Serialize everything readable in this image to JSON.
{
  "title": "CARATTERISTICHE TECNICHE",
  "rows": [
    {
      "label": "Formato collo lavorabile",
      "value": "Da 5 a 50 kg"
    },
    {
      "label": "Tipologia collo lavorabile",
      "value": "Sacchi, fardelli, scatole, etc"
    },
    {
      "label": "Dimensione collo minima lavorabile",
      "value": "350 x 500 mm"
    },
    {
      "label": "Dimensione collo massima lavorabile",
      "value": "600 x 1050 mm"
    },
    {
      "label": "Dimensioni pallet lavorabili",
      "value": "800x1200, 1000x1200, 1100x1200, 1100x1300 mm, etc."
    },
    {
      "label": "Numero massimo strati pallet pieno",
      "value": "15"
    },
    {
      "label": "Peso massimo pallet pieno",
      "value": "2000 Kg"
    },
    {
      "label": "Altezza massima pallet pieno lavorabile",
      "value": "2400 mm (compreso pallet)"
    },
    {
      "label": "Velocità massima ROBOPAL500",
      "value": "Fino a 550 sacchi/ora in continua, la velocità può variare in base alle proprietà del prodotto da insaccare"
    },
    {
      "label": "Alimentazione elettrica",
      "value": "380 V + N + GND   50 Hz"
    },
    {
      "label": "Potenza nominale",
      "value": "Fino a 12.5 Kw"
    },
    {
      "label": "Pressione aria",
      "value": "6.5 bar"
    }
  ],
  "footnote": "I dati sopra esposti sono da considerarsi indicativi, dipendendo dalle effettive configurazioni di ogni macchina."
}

————

The answer is a single number: how many lines include the word "label"?

12